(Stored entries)
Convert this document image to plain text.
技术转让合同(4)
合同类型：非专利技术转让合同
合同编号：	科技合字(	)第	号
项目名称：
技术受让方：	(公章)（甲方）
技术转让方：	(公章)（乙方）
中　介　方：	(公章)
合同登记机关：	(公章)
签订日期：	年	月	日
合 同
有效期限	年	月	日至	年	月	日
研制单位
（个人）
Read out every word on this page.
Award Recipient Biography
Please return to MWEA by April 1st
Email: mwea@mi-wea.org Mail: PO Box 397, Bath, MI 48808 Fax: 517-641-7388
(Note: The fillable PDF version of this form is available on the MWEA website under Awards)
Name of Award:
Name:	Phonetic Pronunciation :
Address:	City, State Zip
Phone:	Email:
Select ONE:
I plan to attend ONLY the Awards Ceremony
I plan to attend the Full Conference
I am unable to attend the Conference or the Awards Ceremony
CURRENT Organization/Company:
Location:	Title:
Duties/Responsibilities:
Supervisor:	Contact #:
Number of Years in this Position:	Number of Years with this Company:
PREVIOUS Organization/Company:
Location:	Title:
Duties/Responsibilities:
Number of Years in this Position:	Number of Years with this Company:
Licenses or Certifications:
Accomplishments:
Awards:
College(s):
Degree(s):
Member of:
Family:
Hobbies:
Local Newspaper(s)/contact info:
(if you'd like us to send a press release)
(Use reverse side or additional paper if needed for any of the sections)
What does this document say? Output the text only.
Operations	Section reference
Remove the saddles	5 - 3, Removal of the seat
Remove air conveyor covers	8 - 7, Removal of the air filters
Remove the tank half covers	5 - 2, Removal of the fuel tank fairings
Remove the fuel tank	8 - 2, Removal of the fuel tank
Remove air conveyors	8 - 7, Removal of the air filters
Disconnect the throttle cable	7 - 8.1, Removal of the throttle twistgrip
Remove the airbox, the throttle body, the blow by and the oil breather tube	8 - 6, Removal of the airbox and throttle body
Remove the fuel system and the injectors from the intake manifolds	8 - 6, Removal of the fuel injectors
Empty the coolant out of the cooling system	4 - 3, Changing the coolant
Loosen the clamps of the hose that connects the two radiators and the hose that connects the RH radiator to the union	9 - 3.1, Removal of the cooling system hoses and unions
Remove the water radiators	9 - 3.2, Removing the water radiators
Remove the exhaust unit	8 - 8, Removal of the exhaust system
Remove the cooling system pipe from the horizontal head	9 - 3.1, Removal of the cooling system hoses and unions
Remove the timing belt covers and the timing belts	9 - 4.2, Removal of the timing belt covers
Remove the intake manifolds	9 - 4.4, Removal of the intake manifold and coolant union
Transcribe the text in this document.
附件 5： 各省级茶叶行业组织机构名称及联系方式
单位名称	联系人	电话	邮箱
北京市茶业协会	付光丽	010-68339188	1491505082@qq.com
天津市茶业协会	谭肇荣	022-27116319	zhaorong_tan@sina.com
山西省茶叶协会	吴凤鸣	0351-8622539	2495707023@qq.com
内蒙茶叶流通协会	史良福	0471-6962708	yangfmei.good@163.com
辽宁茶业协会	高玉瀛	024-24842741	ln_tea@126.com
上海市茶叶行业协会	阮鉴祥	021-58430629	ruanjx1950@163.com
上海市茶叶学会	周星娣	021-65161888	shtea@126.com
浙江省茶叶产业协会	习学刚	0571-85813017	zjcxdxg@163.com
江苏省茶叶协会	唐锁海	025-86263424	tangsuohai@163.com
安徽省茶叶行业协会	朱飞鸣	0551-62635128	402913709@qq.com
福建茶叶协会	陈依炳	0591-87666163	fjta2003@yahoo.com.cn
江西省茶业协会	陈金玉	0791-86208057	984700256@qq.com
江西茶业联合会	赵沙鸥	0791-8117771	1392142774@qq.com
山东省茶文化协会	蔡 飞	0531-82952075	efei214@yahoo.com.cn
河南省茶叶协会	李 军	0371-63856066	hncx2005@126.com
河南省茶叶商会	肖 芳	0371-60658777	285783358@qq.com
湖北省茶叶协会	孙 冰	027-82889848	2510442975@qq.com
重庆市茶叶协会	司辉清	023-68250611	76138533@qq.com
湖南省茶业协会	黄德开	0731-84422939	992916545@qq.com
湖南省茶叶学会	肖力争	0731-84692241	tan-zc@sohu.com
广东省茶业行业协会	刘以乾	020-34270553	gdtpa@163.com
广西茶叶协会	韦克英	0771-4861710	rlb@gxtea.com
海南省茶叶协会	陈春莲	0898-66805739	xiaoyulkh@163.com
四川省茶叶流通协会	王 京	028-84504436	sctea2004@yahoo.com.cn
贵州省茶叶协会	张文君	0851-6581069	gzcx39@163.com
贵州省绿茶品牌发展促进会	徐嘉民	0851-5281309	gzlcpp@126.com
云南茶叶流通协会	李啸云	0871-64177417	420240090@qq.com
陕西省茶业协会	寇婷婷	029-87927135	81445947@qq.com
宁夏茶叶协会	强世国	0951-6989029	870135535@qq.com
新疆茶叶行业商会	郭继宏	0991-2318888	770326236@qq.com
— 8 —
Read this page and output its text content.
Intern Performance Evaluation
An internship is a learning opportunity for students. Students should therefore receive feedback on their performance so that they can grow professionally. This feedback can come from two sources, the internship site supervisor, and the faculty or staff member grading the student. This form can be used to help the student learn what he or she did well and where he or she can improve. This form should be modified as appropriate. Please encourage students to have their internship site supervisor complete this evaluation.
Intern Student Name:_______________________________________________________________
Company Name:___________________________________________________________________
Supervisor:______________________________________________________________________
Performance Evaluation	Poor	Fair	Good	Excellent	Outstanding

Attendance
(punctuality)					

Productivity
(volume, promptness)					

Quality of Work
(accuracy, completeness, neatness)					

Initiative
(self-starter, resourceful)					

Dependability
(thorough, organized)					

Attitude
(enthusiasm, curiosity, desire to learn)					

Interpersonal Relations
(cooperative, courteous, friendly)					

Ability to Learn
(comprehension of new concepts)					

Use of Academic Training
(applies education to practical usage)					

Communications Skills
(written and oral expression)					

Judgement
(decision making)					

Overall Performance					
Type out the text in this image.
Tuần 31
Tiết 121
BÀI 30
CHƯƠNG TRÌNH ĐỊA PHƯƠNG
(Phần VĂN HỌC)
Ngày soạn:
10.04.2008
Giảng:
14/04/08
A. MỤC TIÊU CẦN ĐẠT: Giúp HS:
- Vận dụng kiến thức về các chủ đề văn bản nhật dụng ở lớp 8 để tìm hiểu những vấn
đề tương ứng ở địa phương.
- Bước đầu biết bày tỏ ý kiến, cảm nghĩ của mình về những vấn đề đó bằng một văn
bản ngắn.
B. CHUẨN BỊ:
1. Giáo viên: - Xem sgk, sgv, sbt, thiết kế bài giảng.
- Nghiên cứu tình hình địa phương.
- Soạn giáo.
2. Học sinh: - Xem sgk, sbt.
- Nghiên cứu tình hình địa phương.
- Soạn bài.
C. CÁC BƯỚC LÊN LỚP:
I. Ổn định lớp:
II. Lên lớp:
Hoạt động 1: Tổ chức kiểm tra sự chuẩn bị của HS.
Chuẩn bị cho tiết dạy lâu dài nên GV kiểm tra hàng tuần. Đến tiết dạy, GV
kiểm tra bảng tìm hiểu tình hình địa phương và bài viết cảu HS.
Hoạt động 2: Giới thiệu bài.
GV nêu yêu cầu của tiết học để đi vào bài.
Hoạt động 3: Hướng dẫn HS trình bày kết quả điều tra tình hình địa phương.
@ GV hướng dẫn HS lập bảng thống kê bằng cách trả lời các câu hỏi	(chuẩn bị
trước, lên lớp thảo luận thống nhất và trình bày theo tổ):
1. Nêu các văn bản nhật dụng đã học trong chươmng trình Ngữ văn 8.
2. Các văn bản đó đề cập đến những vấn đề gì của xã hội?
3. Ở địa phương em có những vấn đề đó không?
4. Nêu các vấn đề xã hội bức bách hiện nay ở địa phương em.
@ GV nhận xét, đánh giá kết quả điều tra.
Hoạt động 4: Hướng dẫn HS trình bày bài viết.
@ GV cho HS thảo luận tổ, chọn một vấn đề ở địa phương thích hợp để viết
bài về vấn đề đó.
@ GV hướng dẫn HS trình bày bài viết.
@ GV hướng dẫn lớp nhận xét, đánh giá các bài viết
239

• **Short problem**: Search the preceding listing for "document" and extract every line where it is found.

• **Right answer**:
Convert this document image to plain text.
What does this document say? Output the text only.
Transcribe the text in this document.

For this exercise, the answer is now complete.